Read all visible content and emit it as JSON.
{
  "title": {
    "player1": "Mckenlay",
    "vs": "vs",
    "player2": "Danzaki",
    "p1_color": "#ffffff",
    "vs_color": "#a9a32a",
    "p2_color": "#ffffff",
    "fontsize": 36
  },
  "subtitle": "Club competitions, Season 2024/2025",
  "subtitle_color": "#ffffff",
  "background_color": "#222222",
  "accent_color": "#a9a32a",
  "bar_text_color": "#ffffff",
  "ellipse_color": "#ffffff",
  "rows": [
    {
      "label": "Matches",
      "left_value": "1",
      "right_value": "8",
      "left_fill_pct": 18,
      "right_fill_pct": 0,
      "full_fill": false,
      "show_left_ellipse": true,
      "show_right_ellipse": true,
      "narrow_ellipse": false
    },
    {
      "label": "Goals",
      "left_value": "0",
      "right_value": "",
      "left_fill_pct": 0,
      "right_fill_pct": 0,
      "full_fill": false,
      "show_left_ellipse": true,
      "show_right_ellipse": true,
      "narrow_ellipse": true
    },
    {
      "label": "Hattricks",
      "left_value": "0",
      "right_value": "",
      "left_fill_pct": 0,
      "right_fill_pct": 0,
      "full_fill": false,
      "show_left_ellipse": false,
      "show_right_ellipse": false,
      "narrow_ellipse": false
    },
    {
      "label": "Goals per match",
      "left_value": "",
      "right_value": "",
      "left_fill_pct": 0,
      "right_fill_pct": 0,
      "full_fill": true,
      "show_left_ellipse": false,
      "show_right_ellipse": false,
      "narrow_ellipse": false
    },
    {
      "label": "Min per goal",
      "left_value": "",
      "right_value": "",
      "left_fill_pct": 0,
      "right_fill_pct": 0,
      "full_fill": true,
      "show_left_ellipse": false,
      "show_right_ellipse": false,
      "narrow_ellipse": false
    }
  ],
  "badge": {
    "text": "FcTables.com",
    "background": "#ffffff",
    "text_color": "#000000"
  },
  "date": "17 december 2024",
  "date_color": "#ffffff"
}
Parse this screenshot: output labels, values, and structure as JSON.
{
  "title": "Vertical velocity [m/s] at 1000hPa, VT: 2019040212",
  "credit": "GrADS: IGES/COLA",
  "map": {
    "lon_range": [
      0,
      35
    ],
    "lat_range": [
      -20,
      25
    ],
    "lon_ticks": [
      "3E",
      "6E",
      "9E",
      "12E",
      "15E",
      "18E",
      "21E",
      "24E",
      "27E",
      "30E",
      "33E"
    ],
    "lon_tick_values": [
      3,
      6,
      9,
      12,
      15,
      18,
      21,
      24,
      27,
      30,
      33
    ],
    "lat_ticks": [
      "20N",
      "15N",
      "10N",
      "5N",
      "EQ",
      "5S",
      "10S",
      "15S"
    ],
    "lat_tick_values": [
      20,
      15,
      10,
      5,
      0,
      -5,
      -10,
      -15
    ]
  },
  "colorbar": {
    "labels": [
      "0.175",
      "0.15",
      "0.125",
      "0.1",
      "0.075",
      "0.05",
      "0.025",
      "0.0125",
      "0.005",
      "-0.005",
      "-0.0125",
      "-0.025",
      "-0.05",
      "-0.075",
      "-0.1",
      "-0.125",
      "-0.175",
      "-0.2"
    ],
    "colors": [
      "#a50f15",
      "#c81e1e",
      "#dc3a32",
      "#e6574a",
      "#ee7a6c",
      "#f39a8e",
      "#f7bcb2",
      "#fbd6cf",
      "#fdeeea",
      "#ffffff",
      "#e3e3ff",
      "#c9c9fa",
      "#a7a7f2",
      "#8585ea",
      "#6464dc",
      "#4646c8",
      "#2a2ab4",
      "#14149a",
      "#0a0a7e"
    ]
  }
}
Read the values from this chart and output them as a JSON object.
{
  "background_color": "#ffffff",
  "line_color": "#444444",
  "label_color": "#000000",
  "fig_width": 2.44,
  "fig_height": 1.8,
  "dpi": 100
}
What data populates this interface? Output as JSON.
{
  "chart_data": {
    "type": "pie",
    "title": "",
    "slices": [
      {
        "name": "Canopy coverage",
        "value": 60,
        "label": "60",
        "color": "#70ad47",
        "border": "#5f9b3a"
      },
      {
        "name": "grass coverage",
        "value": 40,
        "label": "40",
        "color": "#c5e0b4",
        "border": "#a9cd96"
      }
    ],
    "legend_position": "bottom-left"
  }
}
● ● ● ●
▶ **THE TASK**
Print back all the lines verbatim.

▶ **OUTPUT OF THE TASK**
Read all visible content and emit it as JSON.
{
  "title": {
    "player1": "Mckenlay",
    "vs": "vs",
    "player2": "Danzaki",
    "p1_color": "#ffffff",
    "vs_color": "#a9a32a",
    "p2_color": "#ffffff",
    "fontsize": 36
  },
  "subtitle": "Club competitions, Season 2024/2025",
  "subtitle_color": "#ffffff",
  "background_color": "#222222",
  "accent_color": "#a9a32a",
  "bar_text_color": "#ffffff",
  "ellipse_color": "#ffffff",
  "rows": [
    {
      "label": "Matches",
      "left_value": "1",
      "right_value": "8",
      "left_fill_pct": 18,
      "right_fill_pct": 0,
      "full_fill": false,
      "show_left_ellipse": true,
      "show_right_ellipse": true,
      "narrow_ellipse": false
    },
    {
      "label": "Goals",
      "left_value": "0",
      "right_value": "",
      "left_fill_pct": 0,
      "right_fill_pct": 0,
      "full_fill": false,
      "show_left_ellipse": true,
      "show_right_ellipse": true,
      "narrow_ellipse": true
    },
    {
      "label": "Hattricks",
      "left_value": "0",
      "right_value": "",
      "left_fill_pct": 0,
      "right_fill_pct": 0,
      "full_fill": false,
      "show_left_ellipse": false,
      "show_right_ellipse": false,
      "narrow_ellipse": false
    },
    {
      "label": "Goals per match",
      "left_value": "",
      "right_value": "",
      "left_fill_pct": 0,
      "right_fill_pct": 0,
      "full_fill": true,
      "show_left_ellipse": false,
      "show_right_ellipse": false,
      "narrow_ellipse": false
    },
    {
      "label": "Min per goal",
      "left_value": "",
      "right_value": "",
      "left_fill_pct": 0,
      "right_fill_pct": 0,
      "full_fill": true,
      "show_left_ellipse": false,
      "show_right_ellipse": false,
      "narrow_ellipse": false
    }
  ],
  "badge": {
    "text": "FcTables.com",
    "background": "#ffffff",
    "text_color": "#000000"
  },
  "date": "17 december 2024",
  "date_color": "#ffffff"
}
Parse this screenshot: output labels, values, and structure as JSON.
{
  "title": "Vertical velocity [m/s] at 1000hPa, VT: 2019040212",
  "credit": "GrADS: IGES/COLA",
  "map": {
    "lon_range": [
      0,
      35
    ],
    "lat_range": [
      -20,
      25
    ],
    "lon_ticks": [
      "3E",
      "6E",
      "9E",
      "12E",
      "15E",
      "18E",
      "21E",
      "24E",
      "27E",
      "30E",
      "33E"
    ],
    "lon_tick_values": [
      3,
      6,
      9,
      12,
      15,
      18,
      21,
      24,
      27,
      30,
      33
    ],
    "lat_ticks": [
      "20N",
      "15N",
      "10N",
      "5N",
      "EQ",
      "5S",
      "10S",
      "15S"
    ],
    "lat_tick_values": [
      20,
      15,
      10,
      5,
      0,
      -5,
      -10,
      -15
    ]
  },
  "colorbar": {
    "labels": [
      "0.175",
      "0.15",
      "0.125",
      "0.1",
      "0.075",
      "0.05",
      "0.025",
      "0.0125",
      "0.005",
      "-0.005",
      "-0.0125",
      "-0.025",
      "-0.05",
      "-0.075",
      "-0.1",
      "-0.125",
      "-0.175",
      "-0.2"
    ],
    "colors": [
      "#a50f15",
      "#c81e1e",
      "#dc3a32",
      "#e6574a",
      "#ee7a6c",
      "#f39a8e",
      "#f7bcb2",
      "#fbd6cf",
      "#fdeeea",
      "#ffffff",
      "#e3e3ff",
      "#c9c9fa",
      "#a7a7f2",
      "#8585ea",
      "#6464dc",
      "#4646c8",
      "#2a2ab4",
      "#14149a",
      "#0a0a7e"
    ]
  }
}
Read the values from this chart and output them as a JSON object.
{
  "background_color": "#ffffff",
  "line_color": "#444444",
  "label_color": "#000000",
  "fig_width": 2.44,
  "fig_height": 1.8,
  "dpi": 100
}
What data populates this interface? Output as JSON.
{
  "chart_data": {
    "type": "pie",
    "title": "",
    "slices": [
      {
        "name": "Canopy coverage",
        "value": 60,
        "label": "60",
        "color": "#70ad47",
        "border": "#5f9b3a"
      },
      {
        "name": "grass coverage",
        "value": 40,
        "label": "40",
        "color": "#c5e0b4",
        "border": "#a9cd96"
      }
    ],
    "legend_position": "bottom-left"
  }
}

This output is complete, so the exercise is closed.